• **SUPPLIED DATA**:

---+---

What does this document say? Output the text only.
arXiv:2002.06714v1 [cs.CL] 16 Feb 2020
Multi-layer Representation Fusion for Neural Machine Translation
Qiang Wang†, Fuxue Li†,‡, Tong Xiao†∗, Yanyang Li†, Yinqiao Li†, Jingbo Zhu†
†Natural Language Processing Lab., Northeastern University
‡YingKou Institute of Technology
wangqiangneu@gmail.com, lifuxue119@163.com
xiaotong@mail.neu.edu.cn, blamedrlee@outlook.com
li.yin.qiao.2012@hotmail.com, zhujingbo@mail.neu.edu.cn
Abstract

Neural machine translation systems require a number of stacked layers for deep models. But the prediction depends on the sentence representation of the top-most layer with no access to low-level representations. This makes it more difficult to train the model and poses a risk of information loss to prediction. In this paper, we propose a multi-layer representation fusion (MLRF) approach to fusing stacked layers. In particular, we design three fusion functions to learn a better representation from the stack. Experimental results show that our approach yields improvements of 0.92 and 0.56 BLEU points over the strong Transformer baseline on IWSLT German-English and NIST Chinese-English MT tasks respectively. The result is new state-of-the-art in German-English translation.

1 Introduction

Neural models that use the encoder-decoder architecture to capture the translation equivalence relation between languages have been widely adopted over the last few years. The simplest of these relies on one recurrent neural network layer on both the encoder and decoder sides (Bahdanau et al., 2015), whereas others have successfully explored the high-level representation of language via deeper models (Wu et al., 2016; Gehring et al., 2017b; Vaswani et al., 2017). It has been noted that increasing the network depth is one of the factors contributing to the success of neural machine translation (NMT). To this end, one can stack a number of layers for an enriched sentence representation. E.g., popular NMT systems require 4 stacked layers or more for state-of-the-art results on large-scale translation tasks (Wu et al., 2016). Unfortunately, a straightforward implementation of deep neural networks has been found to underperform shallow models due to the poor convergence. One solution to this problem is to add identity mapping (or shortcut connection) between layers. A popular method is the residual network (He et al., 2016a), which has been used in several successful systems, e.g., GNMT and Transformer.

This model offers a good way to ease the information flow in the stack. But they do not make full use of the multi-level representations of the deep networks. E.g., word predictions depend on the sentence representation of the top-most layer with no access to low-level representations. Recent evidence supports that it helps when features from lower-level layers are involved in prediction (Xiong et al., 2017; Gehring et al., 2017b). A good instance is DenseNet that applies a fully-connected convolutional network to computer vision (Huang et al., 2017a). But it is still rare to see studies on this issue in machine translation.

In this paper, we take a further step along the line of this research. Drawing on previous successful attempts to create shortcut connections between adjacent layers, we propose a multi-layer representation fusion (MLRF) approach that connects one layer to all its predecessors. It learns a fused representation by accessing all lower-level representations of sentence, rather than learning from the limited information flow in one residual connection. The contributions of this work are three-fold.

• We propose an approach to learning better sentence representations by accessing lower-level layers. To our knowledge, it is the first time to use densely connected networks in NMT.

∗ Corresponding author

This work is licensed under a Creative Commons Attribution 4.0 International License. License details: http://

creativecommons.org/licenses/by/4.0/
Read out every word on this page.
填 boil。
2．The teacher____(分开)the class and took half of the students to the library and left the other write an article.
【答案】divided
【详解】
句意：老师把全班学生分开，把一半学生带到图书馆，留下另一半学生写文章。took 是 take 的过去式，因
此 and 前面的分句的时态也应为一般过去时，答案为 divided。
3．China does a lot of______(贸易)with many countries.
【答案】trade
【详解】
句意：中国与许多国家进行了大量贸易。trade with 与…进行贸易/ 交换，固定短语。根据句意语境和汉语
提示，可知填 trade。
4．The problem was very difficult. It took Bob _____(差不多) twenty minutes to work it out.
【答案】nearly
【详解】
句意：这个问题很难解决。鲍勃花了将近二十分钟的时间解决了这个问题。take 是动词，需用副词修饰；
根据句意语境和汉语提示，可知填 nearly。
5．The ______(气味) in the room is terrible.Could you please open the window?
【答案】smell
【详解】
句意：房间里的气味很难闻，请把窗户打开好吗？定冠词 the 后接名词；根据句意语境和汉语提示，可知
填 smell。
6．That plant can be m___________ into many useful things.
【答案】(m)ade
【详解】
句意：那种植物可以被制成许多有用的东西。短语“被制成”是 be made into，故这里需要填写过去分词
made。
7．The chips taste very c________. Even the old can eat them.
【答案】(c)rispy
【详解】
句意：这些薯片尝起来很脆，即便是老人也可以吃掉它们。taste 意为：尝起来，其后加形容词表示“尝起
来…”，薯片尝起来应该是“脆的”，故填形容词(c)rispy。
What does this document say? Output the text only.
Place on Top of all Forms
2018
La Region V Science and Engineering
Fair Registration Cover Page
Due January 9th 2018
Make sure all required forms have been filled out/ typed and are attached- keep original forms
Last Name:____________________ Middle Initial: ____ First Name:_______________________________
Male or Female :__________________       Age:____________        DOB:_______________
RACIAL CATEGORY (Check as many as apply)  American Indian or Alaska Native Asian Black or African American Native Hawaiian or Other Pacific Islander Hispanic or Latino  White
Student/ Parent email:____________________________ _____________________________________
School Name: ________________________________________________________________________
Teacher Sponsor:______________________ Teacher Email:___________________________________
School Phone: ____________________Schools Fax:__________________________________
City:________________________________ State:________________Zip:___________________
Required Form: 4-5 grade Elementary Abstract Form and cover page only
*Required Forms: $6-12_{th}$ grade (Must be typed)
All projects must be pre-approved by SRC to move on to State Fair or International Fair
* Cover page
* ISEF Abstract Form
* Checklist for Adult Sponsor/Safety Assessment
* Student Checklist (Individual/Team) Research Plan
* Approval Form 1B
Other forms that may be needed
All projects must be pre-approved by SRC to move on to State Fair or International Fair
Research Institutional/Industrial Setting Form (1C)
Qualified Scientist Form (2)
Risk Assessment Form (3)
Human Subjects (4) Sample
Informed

---+---

• **SHORT PROBLEM**: Would you give the material above again, complete and exact?

• **EXERCISE SOLUTION**:
What does this document say? Output the text only.
arXiv:2002.06714v1 [cs.CL] 16 Feb 2020
Multi-layer Representation Fusion for Neural Machine Translation
Qiang Wang†, Fuxue Li†,‡, Tong Xiao†∗, Yanyang Li†, Yinqiao Li†, Jingbo Zhu†
†Natural Language Processing Lab., Northeastern University
‡YingKou Institute of Technology
wangqiangneu@gmail.com, lifuxue119@163.com
xiaotong@mail.neu.edu.cn, blamedrlee@outlook.com
li.yin.qiao.2012@hotmail.com, zhujingbo@mail.neu.edu.cn
Abstract

Neural machine translation systems require a number of stacked layers for deep models. But the prediction depends on the sentence representation of the top-most layer with no access to low-level representations. This makes it more difficult to train the model and poses a risk of information loss to prediction. In this paper, we propose a multi-layer representation fusion (MLRF) approach to fusing stacked layers. In particular, we design three fusion functions to learn a better representation from the stack. Experimental results show that our approach yields improvements of 0.92 and 0.56 BLEU points over the strong Transformer baseline on IWSLT German-English and NIST Chinese-English MT tasks respectively. The result is new state-of-the-art in German-English translation.

1 Introduction

Neural models that use the encoder-decoder architecture to capture the translation equivalence relation between languages have been widely adopted over the last few years. The simplest of these relies on one recurrent neural network layer on both the encoder and decoder sides (Bahdanau et al., 2015), whereas others have successfully explored the high-level representation of language via deeper models (Wu et al., 2016; Gehring et al., 2017b; Vaswani et al., 2017). It has been noted that increasing the network depth is one of the factors contributing to the success of neural machine translation (NMT). To this end, one can stack a number of layers for an enriched sentence representation. E.g., popular NMT systems require 4 stacked layers or more for state-of-the-art results on large-scale translation tasks (Wu et al., 2016). Unfortunately, a straightforward implementation of deep neural networks has been found to underperform shallow models due to the poor convergence. One solution to this problem is to add identity mapping (or shortcut connection) between layers. A popular method is the residual network (He et al., 2016a), which has been used in several successful systems, e.g., GNMT and Transformer.

This model offers a good way to ease the information flow in the stack. But they do not make full use of the multi-level representations of the deep networks. E.g., word predictions depend on the sentence representation of the top-most layer with no access to low-level representations. Recent evidence supports that it helps when features from lower-level layers are involved in prediction (Xiong et al., 2017; Gehring et al., 2017b). A good instance is DenseNet that applies a fully-connected convolutional network to computer vision (Huang et al., 2017a). But it is still rare to see studies on this issue in machine translation.

In this paper, we take a further step along the line of this research. Drawing on previous successful attempts to create shortcut connections between adjacent layers, we propose a multi-layer representation fusion (MLRF) approach that connects one layer to all its predecessors. It learns a fused representation by accessing all lower-level representations of sentence, rather than learning from the limited information flow in one residual connection. The contributions of this work are three-fold.

• We propose an approach to learning better sentence representations by accessing lower-level layers. To our knowledge, it is the first time to use densely connected networks in NMT.

∗ Corresponding author

This work is licensed under a Creative Commons Attribution 4.0 International License. License details: http://

creativecommons.org/licenses/by/4.0/
Read out every word on this page.
填 boil。
2．The teacher____(分开)the class and took half of the students to the library and left the other write an article.
【答案】divided
【详解】
句意：老师把全班学生分开，把一半学生带到图书馆，留下另一半学生写文章。took 是 take 的过去式，因
此 and 前面的分句的时态也应为一般过去时，答案为 divided。
3．China does a lot of______(贸易)with many countries.
【答案】trade
【详解】
句意：中国与许多国家进行了大量贸易。trade with 与…进行贸易/ 交换，固定短语。根据句意语境和汉语
提示，可知填 trade。
4．The problem was very difficult. It took Bob _____(差不多) twenty minutes to work it out.
【答案】nearly
【详解】
句意：这个问题很难解决。鲍勃花了将近二十分钟的时间解决了这个问题。take 是动词，需用副词修饰；
根据句意语境和汉语提示，可知填 nearly。
5．The ______(气味) in the room is terrible.Could you please open the window?
【答案】smell
【详解】
句意：房间里的气味很难闻，请把窗户打开好吗？定冠词 the 后接名词；根据句意语境和汉语提示，可知
填 smell。
6．That plant can be m___________ into many useful things.
【答案】(m)ade
【详解】
句意：那种植物可以被制成许多有用的东西。短语“被制成”是 be made into，故这里需要填写过去分词
made。
7．The chips taste very c________. Even the old can eat them.
【答案】(c)rispy
【详解】
句意：这些薯片尝起来很脆，即便是老人也可以吃掉它们。taste 意为：尝起来，其后加形容词表示“尝起
来…”，薯片尝起来应该是“脆的”，故填形容词(c)rispy。
What does this document say? Output the text only.
Place on Top of all Forms
2018
La Region V Science and Engineering
Fair Registration Cover Page
Due January 9th 2018
Make sure all required forms have been filled out/ typed and are attached- keep original forms
Last Name:____________________ Middle Initial: ____ First Name:_______________________________
Male or Female :__________________       Age:____________        DOB:_______________
RACIAL CATEGORY (Check as many as apply)  American Indian or Alaska Native Asian Black or African American Native Hawaiian or Other Pacific Islander Hispanic or Latino  White
Student/ Parent email:____________________________ _____________________________________
School Name: ________________________________________________________________________
Teacher Sponsor:______________________ Teacher Email:___________________________________
School Phone: ____________________Schools Fax:__________________________________
City:________________________________ State:________________Zip:___________________
Required Form: 4-5 grade Elementary Abstract Form and cover page only
*Required Forms: $6-12_{th}$ grade (Must be typed)
All projects must be pre-approved by SRC to move on to State Fair or International Fair
* Cover page
* ISEF Abstract Form
* Checklist for Adult Sponsor/Safety Assessment
* Student Checklist (Individual/Team) Research Plan
* Approval Form 1B
Other forms that may be needed
All projects must be pre-approved by SRC to move on to State Fair or International Fair
Research Institutional/Industrial Setting Form (1C)
Qualified Scientist Form (2)
Risk Assessment Form (3)
Human Subjects (4) Sample
Informed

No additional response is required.